> _WORK TO COMPLETE_: Copy the entries below word for word, and leave the pictures out of your copy.

> _RECORDED INFORMATION_:
#####

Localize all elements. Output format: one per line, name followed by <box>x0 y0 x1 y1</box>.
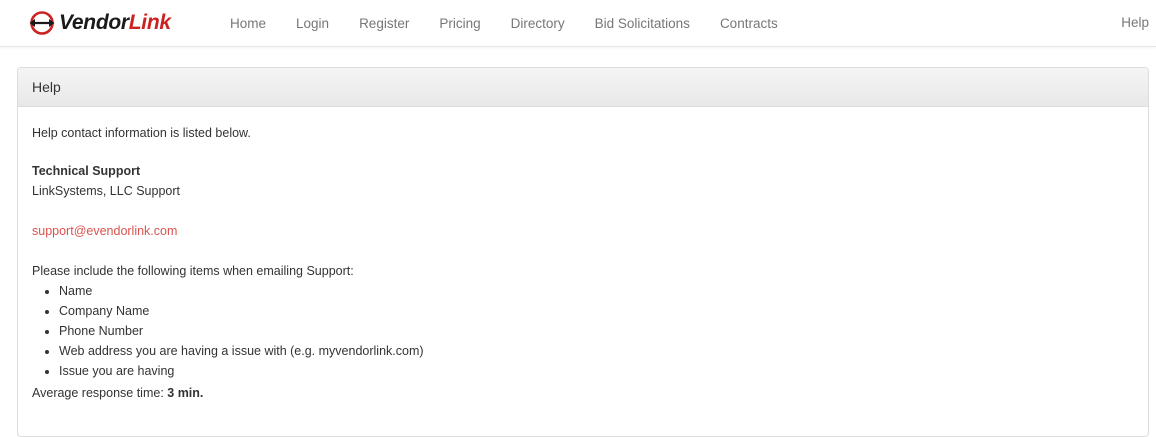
brand-name: VendorLink <box>59 11 171 34</box>
support-org: LinkSystems, LLC Support <box>32 184 180 198</box>
list-item: Phone Number <box>59 321 1148 341</box>
response-time-value: 3 min. <box>167 386 204 400</box>
nav-link-directory[interactable]: Directory <box>511 16 565 31</box>
items-intro-text: Please include the following items when … <box>32 264 354 278</box>
nav-links: Home Login Register Pricing Directory Bi… <box>230 0 808 46</box>
nav-link-login[interactable]: Login <box>296 16 329 31</box>
nav-link-home[interactable]: Home <box>230 16 266 31</box>
response-time-label: Average response time: <box>32 386 168 400</box>
list-item: Issue you are having <box>59 361 1148 381</box>
list-item: Name <box>59 281 1148 301</box>
brand-logo[interactable]: VendorLink <box>29 10 171 36</box>
nav-link-help[interactable]: Help <box>1121 0 1149 46</box>
panel-heading: Help <box>18 68 1148 107</box>
required-items-list: Name Company Name Phone Number Web addre… <box>32 281 1148 381</box>
list-item: Company Name <box>59 301 1148 321</box>
nav-link-register[interactable]: Register <box>359 16 409 31</box>
response-time: Average response time: 3 min. <box>32 383 1148 403</box>
panel-body: Help contact information is listed below… <box>18 107 1148 403</box>
list-item: Web address you are having a issue with … <box>59 341 1148 361</box>
nav-link-bid-solicitations[interactable]: Bid Solicitations <box>595 16 690 31</box>
vendorlink-logo-icon <box>29 11 55 35</box>
top-navbar: VendorLink Home Login Register Pricing D… <box>0 0 1156 47</box>
nav-link-contracts[interactable]: Contracts <box>720 16 778 31</box>
nav-link-pricing[interactable]: Pricing <box>439 16 480 31</box>
support-email-link[interactable]: support@evendorlink.com <box>32 221 1148 241</box>
support-title: Technical Support <box>32 164 141 178</box>
help-panel: Help Help contact information is listed … <box>17 67 1149 437</box>
intro-text: Help contact information is listed below… <box>32 126 251 140</box>
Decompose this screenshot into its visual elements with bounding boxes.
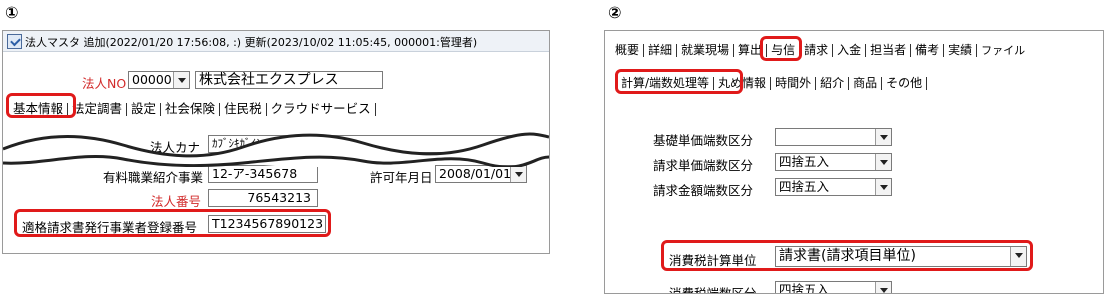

#####

> _RESPONSE FOR THIS EXERCISE_:
Localize all elements. Output format: one per line, name followed by <box>x0 y0 x1 y1</box>.
brand-name: VendorLink <box>59 11 171 34</box>
support-org: LinkSystems, LLC Support <box>32 184 180 198</box>
list-item: Phone Number <box>59 321 1148 341</box>
response-time-value: 3 min. <box>167 386 204 400</box>
nav-link-directory[interactable]: Directory <box>511 16 565 31</box>
items-intro-text: Please include the following items when … <box>32 264 354 278</box>
nav-links: Home Login Register Pricing Directory Bi… <box>230 0 808 46</box>
nav-link-login[interactable]: Login <box>296 16 329 31</box>
nav-link-home[interactable]: Home <box>230 16 266 31</box>
response-time-label: Average response time: <box>32 386 168 400</box>
list-item: Issue you are having <box>59 361 1148 381</box>
list-item: Name <box>59 281 1148 301</box>
brand-logo[interactable]: VendorLink <box>29 10 171 36</box>
nav-link-help[interactable]: Help <box>1121 0 1149 46</box>
panel-heading: Help <box>18 68 1148 107</box>
required-items-list: Name Company Name Phone Number Web addre… <box>32 281 1148 381</box>
list-item: Company Name <box>59 301 1148 321</box>
nav-link-register[interactable]: Register <box>359 16 409 31</box>
response-time: Average response time: 3 min. <box>32 383 1148 403</box>
panel-body: Help contact information is listed below… <box>18 107 1148 403</box>
list-item: Web address you are having a issue with … <box>59 341 1148 361</box>
nav-link-bid-solicitations[interactable]: Bid Solicitations <box>595 16 690 31</box>
vendorlink-logo-icon <box>29 11 55 35</box>
top-navbar: VendorLink Home Login Register Pricing D… <box>0 0 1156 47</box>
nav-link-contracts[interactable]: Contracts <box>720 16 778 31</box>
nav-link-pricing[interactable]: Pricing <box>439 16 480 31</box>
support-email-link[interactable]: support@evendorlink.com <box>32 221 1148 241</box>
support-title: Technical Support <box>32 164 141 178</box>
help-panel: Help Help contact information is listed … <box>17 67 1149 437</box>
intro-text: Help contact information is listed below… <box>32 126 251 140</box>
Decompose this screenshot into its visual elements with bounding boxes.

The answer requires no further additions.